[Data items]
** START **
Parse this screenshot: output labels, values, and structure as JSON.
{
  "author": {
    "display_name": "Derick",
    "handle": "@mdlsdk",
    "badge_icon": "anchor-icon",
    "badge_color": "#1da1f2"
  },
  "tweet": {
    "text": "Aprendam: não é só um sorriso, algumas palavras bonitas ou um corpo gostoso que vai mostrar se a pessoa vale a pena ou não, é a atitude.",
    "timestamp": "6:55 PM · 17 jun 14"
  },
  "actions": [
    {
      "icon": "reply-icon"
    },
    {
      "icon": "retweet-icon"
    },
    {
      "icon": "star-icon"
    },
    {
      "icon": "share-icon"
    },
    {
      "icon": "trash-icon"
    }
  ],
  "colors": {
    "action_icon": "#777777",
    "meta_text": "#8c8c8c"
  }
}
** END **
REQUIREMENTS:
Every line of the material must be returned exactly as it appears.

SOLUTION TO THE PROBLEM:
Parse this screenshot: output labels, values, and structure as JSON.
{
  "author": {
    "display_name": "Derick",
    "handle": "@mdlsdk",
    "badge_icon": "anchor-icon",
    "badge_color": "#1da1f2"
  },
  "tweet": {
    "text": "Aprendam: não é só um sorriso, algumas palavras bonitas ou um corpo gostoso que vai mostrar se a pessoa vale a pena ou não, é a atitude.",
    "timestamp": "6:55 PM · 17 jun 14"
  },
  "actions": [
    {
      "icon": "reply-icon"
    },
    {
      "icon": "retweet-icon"
    },
    {
      "icon": "star-icon"
    },
    {
      "icon": "share-icon"
    },
    {
      "icon": "trash-icon"
    }
  ],
  "colors": {
    "action_icon": "#777777",
    "meta_text": "#8c8c8c"
  }
}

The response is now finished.